§ **THE EXERCISE**: Gather all lines in the entries that include the word "subtitle".
● ● ● ● ● ● ●
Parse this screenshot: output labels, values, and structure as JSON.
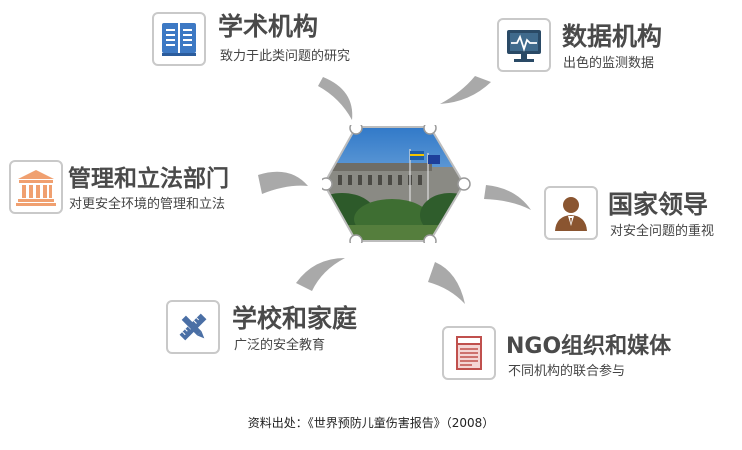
{
  "nodes": [
    {
      "key": "academic",
      "title": "学术机构",
      "subtitle": "致力于此类问题的研究",
      "icon": "book-icon",
      "color": "#3d79c4"
    },
    {
      "key": "data",
      "title": "数据机构",
      "subtitle": "出色的监测数据",
      "icon": "monitor-icon",
      "color": "#2a4a66"
    },
    {
      "key": "govt",
      "title": "管理和立法部门",
      "subtitle": "对更安全环境的管理和立法",
      "icon": "building-icon",
      "color": "#f0a070"
    },
    {
      "key": "leaders",
      "title": "国家领导",
      "subtitle": "对安全问题的重视",
      "icon": "person-icon",
      "color": "#8a5530"
    },
    {
      "key": "school",
      "title": "学校和家庭",
      "subtitle": "广泛的安全教育",
      "icon": "pencil-ruler-icon",
      "color": "#4a6fa5"
    },
    {
      "key": "ngo",
      "title": "NGO组织和媒体",
      "subtitle": "不同机构的联合参与",
      "icon": "newspaper-icon",
      "color": "#c0504d"
    }
  ],
  "footer": {
    "source": "资料出处：《世界预防儿童伤害报告》（2008）"
  }
}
● ● ● ● ● ● ●
§ **SOLUTION**:
      "subtitle": "致力于此类问题的研究",
      "subtitle": "出色的监测数据",
      "subtitle": "对更安全环境的管理和立法",
      "subtitle": "对安全问题的重视",
      "subtitle": "广泛的安全教育",
      "subtitle": "不同机构的联合参与",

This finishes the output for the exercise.